GIVEN EXERCISE: Find the word "More" in the material below and gather every line that contains it.
--
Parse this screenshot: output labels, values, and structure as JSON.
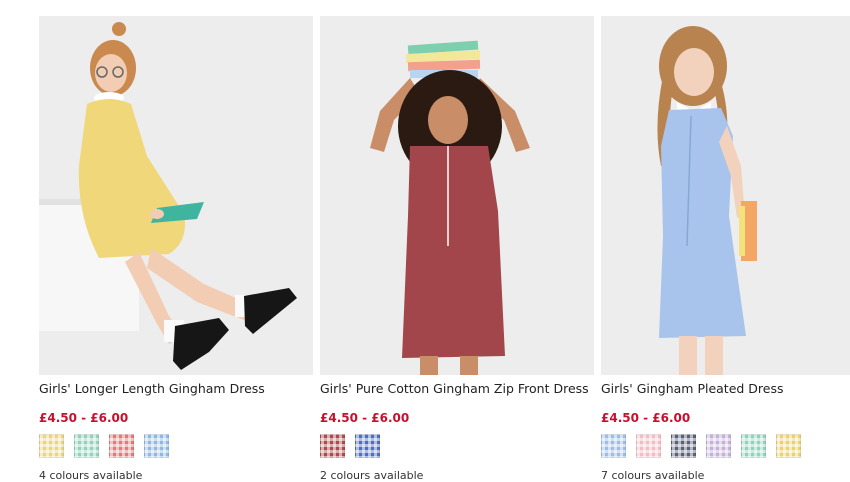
{
  "products": [
    {
      "title": "Girls' Longer Length Gingham Dress",
      "price": "£4.50 - £6.00",
      "colours_text": "4 colours available",
      "dress_color": "#efd77a",
      "swatches": [
        {
          "name": "yellow",
          "color": "#ead57a"
        },
        {
          "name": "green",
          "color": "#8fd3bd"
        },
        {
          "name": "red",
          "color": "#e27a7a"
        },
        {
          "name": "blue",
          "color": "#8fb8e6"
        }
      ]
    },
    {
      "title": "Girls' Pure Cotton Gingham Zip Front Dress",
      "price": "£4.50 - £6.00",
      "colours_text": "2 colours available",
      "dress_color": "#a3464c",
      "swatches": [
        {
          "name": "red",
          "color": "#b3484c"
        },
        {
          "name": "blue",
          "color": "#4d6fbf"
        }
      ]
    },
    {
      "title": "Girls' Gingham Pleated Dress",
      "price": "£4.50 - £6.00",
      "colours_text": "7 colours available",
      "dress_color": "#a9c4ec",
      "swatches": [
        {
          "name": "blue",
          "color": "#9dbde8"
        },
        {
          "name": "pink",
          "color": "#f6bcc6"
        },
        {
          "name": "navy",
          "color": "#5a6278"
        },
        {
          "name": "lilac",
          "color": "#c3b1da"
        },
        {
          "name": "green",
          "color": "#8fd3bd"
        },
        {
          "name": "yellow",
          "color": "#ecd267"
        }
      ]
    }
  ]
}
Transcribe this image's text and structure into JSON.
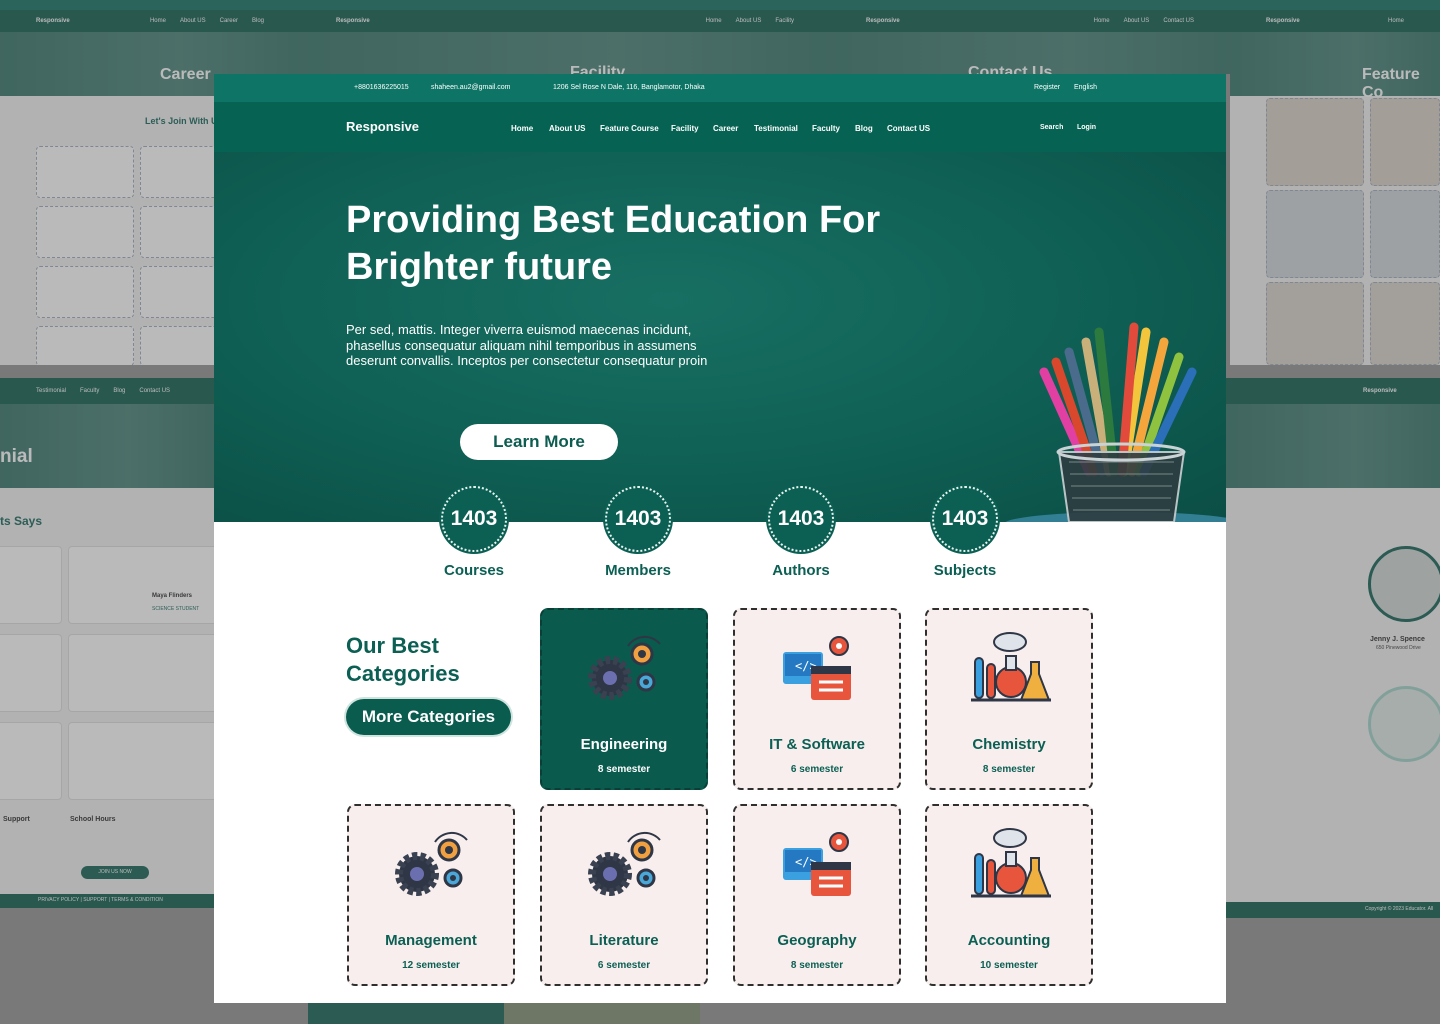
{
  "topbar": {
    "phone": "+8801636225015",
    "email": "shaheen.au2@gmail.com",
    "address": "1206 Sel Rose N Dale, 116, Banglamotor, Dhaka",
    "register": "Register",
    "language": "English"
  },
  "navbar": {
    "brand": "Responsive",
    "links": [
      "Home",
      "About US",
      "Feature Course",
      "Facility",
      "Career",
      "Testimonial",
      "Faculty",
      "Blog",
      "Contact US"
    ],
    "search": "Search",
    "login": "Login"
  },
  "hero": {
    "title_line1": "Providing Best Education For",
    "title_line2": "Brighter future",
    "description": "Per sed, mattis. Integer viverra euismod maecenas incidunt, phasellus consequatur aliquam nihil temporibus in assumens deserunt convallis. Inceptos per consectetur consequatur proin",
    "button": "Learn More"
  },
  "stats": [
    {
      "value": "1403",
      "label": "Courses"
    },
    {
      "value": "1403",
      "label": "Members"
    },
    {
      "value": "1403",
      "label": "Authors"
    },
    {
      "value": "1403",
      "label": "Subjects"
    }
  ],
  "categories_section": {
    "heading_line1": "Our Best",
    "heading_line2": "Categories",
    "button": "More Categories"
  },
  "categories": [
    {
      "name": "Engineering",
      "semester": "8 semester",
      "icon": "gears-icon",
      "active": true
    },
    {
      "name": "IT & Software",
      "semester": "6 semester",
      "icon": "code-window-icon"
    },
    {
      "name": "Chemistry",
      "semester": "8 semester",
      "icon": "flask-icon"
    },
    {
      "name": "Management",
      "semester": "12 semester",
      "icon": "gears-icon"
    },
    {
      "name": "Literature",
      "semester": "6 semester",
      "icon": "gears-icon"
    },
    {
      "name": "Geography",
      "semester": "8 semester",
      "icon": "code-window-icon"
    },
    {
      "name": "Accounting",
      "semester": "10 semester",
      "icon": "flask-icon"
    }
  ],
  "background": {
    "career_title": "Career",
    "facility_title": "Facility",
    "contact_title": "Contact Us",
    "feature_title": "Feature Co",
    "testimonial_title": "nial",
    "says_title": "ts Says",
    "join_title": "Let's Join With U",
    "profile_name": "Jenny J. Spence",
    "profile_address": "650 Pinewood Drive",
    "quote_name": "Maya Flinders",
    "quote_role": "SCIENCE STUDENT",
    "footer_links": "PRIVACY POLICY  |  SUPPORT  |  TERMS & CONDITION",
    "copyright": "Copyright © 2023 Educator. All",
    "support": "Support",
    "school_hours": "School Hours",
    "join_now": "JOIN US NOW"
  },
  "colors": {
    "primary": "#066252",
    "accent": "#0e7566",
    "card_bg": "#f8eeee"
  }
}
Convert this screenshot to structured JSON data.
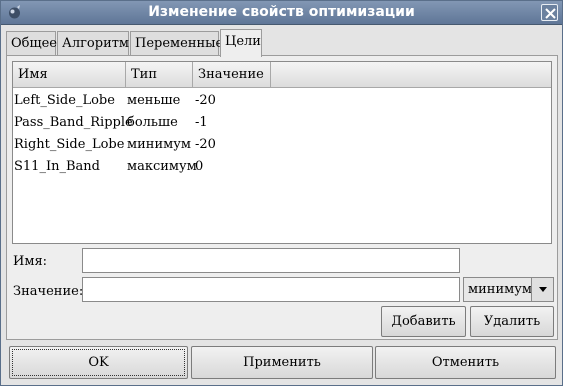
{
  "window": {
    "title": "Изменение свойств оптимизации"
  },
  "tabs": [
    {
      "label": "Общее",
      "active": false
    },
    {
      "label": "Алгоритм",
      "active": false
    },
    {
      "label": "Переменные",
      "active": false
    },
    {
      "label": "Цели",
      "active": true
    }
  ],
  "goals_table": {
    "columns": [
      "Имя",
      "Тип",
      "Значение"
    ],
    "rows": [
      {
        "name": "Left_Side_Lobe",
        "type": "меньше",
        "value": "-20"
      },
      {
        "name": "Pass_Band_Ripple",
        "type": "больше",
        "value": "-1"
      },
      {
        "name": "Right_Side_Lobe",
        "type": "минимум",
        "value": "-20"
      },
      {
        "name": "S11_In_Band",
        "type": "максимум",
        "value": "0"
      }
    ]
  },
  "form": {
    "name_label": "Имя:",
    "name_value": "",
    "value_label": "Значение:",
    "value_value": "",
    "type_selected": "минимум"
  },
  "buttons": {
    "add": "Добавить",
    "delete": "Удалить",
    "ok": "OK",
    "apply": "Применить",
    "cancel": "Отменить"
  }
}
--
TASK RESPONSE:
    "button": "Learn More"
    "button": "More Categories"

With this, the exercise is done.